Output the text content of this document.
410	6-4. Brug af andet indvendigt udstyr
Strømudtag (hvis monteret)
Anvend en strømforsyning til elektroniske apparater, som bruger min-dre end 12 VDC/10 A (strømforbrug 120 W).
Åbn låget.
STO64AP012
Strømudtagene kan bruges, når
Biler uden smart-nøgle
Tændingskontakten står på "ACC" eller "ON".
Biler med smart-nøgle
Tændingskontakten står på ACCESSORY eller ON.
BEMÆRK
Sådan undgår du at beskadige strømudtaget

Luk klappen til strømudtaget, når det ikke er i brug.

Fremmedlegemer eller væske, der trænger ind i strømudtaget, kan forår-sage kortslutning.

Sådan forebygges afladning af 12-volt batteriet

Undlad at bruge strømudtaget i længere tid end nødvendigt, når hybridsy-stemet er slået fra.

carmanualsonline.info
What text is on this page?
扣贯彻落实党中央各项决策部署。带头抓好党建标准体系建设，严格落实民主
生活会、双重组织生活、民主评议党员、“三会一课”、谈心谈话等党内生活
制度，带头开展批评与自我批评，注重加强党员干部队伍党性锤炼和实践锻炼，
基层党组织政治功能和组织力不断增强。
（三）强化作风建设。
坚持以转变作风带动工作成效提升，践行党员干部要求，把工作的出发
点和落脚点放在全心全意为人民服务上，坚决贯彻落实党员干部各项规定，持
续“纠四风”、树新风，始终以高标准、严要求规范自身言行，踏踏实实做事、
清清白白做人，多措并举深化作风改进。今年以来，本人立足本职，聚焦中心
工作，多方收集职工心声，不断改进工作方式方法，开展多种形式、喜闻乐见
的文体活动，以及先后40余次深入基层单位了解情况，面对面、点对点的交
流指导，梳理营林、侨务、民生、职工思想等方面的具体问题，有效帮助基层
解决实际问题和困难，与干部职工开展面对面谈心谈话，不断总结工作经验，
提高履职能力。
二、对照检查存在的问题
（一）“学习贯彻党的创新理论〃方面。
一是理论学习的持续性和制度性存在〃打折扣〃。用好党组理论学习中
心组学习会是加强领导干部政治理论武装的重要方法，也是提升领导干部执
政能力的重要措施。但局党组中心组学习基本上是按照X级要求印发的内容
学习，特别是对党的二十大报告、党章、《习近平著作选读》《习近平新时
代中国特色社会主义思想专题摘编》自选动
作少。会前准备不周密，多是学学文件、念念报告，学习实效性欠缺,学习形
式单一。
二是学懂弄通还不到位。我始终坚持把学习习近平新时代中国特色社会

■ ■ ■

- _EXERCISE INSTRUCTIONS_: Write every entry out again exactly.

- _TASK RESPONSE_:
Output the text content of this document.
410	6-4. Brug af andet indvendigt udstyr
Strømudtag (hvis monteret)
Anvend en strømforsyning til elektroniske apparater, som bruger min-dre end 12 VDC/10 A (strømforbrug 120 W).
Åbn låget.
STO64AP012
Strømudtagene kan bruges, når
Biler uden smart-nøgle
Tændingskontakten står på "ACC" eller "ON".
Biler med smart-nøgle
Tændingskontakten står på ACCESSORY eller ON.
BEMÆRK
Sådan undgår du at beskadige strømudtaget

Luk klappen til strømudtaget, når det ikke er i brug.

Fremmedlegemer eller væske, der trænger ind i strømudtaget, kan forår-sage kortslutning.

Sådan forebygges afladning af 12-volt batteriet

Undlad at bruge strømudtaget i længere tid end nødvendigt, når hybridsy-stemet er slået fra.

carmanualsonline.info
What text is on this page?
扣贯彻落实党中央各项决策部署。带头抓好党建标准体系建设，严格落实民主
生活会、双重组织生活、民主评议党员、“三会一课”、谈心谈话等党内生活
制度，带头开展批评与自我批评，注重加强党员干部队伍党性锤炼和实践锻炼，
基层党组织政治功能和组织力不断增强。
（三）强化作风建设。
坚持以转变作风带动工作成效提升，践行党员干部要求，把工作的出发
点和落脚点放在全心全意为人民服务上，坚决贯彻落实党员干部各项规定，持
续“纠四风”、树新风，始终以高标准、严要求规范自身言行，踏踏实实做事、
清清白白做人，多措并举深化作风改进。今年以来，本人立足本职，聚焦中心
工作，多方收集职工心声，不断改进工作方式方法，开展多种形式、喜闻乐见
的文体活动，以及先后40余次深入基层单位了解情况，面对面、点对点的交
流指导，梳理营林、侨务、民生、职工思想等方面的具体问题，有效帮助基层
解决实际问题和困难，与干部职工开展面对面谈心谈话，不断总结工作经验，
提高履职能力。
二、对照检查存在的问题
（一）“学习贯彻党的创新理论〃方面。
一是理论学习的持续性和制度性存在〃打折扣〃。用好党组理论学习中
心组学习会是加强领导干部政治理论武装的重要方法，也是提升领导干部执
政能力的重要措施。但局党组中心组学习基本上是按照X级要求印发的内容
学习，特别是对党的二十大报告、党章、《习近平著作选读》《习近平新时
代中国特色社会主义思想专题摘编》自选动
作少。会前准备不周密，多是学学文件、念念报告，学习实效性欠缺,学习形
式单一。
二是学懂弄通还不到位。我始终坚持把学习习近平新时代中国特色社会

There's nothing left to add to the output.